Problem details –
Copy out each line that has "البائع" in it.

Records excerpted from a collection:

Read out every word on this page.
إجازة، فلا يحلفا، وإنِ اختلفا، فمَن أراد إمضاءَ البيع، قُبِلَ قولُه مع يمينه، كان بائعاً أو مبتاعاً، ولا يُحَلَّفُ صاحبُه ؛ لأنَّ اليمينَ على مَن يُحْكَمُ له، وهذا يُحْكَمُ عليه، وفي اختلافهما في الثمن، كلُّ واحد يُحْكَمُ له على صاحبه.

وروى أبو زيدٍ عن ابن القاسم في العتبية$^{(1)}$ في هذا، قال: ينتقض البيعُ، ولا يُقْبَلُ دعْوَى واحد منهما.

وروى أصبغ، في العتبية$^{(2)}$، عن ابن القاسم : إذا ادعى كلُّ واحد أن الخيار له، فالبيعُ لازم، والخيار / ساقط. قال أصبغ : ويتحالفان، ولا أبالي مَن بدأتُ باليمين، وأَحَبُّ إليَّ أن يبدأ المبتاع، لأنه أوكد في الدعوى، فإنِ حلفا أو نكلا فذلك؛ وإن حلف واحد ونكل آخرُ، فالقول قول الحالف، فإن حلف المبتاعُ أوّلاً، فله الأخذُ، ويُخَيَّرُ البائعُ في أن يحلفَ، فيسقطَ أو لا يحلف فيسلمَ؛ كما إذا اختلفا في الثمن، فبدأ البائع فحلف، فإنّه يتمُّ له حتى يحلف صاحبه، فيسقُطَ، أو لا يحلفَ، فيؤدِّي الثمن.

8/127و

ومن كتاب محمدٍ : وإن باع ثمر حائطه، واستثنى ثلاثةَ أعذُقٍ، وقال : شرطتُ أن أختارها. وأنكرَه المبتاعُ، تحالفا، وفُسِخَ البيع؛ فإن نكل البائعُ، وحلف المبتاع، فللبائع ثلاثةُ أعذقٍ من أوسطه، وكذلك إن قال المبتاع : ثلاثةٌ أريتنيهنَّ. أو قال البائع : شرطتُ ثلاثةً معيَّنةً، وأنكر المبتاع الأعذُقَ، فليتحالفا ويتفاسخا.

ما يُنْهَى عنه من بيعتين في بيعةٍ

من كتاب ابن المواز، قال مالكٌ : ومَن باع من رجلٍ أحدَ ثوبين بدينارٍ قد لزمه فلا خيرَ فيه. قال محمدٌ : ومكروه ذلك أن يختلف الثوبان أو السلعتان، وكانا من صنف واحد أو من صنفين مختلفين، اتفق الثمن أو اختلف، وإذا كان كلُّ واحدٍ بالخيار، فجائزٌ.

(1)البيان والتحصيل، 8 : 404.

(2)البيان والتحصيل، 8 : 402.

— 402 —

Expected output –
وروى أصبغ، في العتبية$^{(2)}$، عن ابن القاسم : إذا ادعى كلُّ واحد أن الخيار له، فالبيعُ لازم، والخيار / ساقط. قال أصبغ : ويتحالفان، ولا أبالي مَن بدأتُ باليمين، وأَحَبُّ إليَّ أن يبدأ المبتاع، لأنه أوكد في الدعوى، فإنِ حلفا أو نكلا فذلك؛ وإن حلف واحد ونكل آخرُ، فالقول قول الحالف، فإن حلف المبتاعُ أوّلاً، فله الأخذُ، ويُخَيَّرُ البائعُ في أن يحلفَ، فيسقطَ أو لا يحلف فيسلمَ؛ كما إذا اختلفا في الثمن، فبدأ البائع فحلف، فإنّه يتمُّ له حتى يحلف صاحبه، فيسقُطَ، أو لا يحلفَ، فيؤدِّي الثمن.
ومن كتاب محمدٍ : وإن باع ثمر حائطه، واستثنى ثلاثةَ أعذُقٍ، وقال : شرطتُ أن أختارها. وأنكرَه المبتاعُ، تحالفا، وفُسِخَ البيع؛ فإن نكل البائعُ، وحلف المبتاع، فللبائع ثلاثةُ أعذقٍ من أوسطه، وكذلك إن قال المبتاع : ثلاثةٌ أريتنيهنَّ. أو قال البائع : شرطتُ ثلاثةً معيَّنةً، وأنكر المبتاع الأعذُقَ، فليتحالفا ويتفاسخا.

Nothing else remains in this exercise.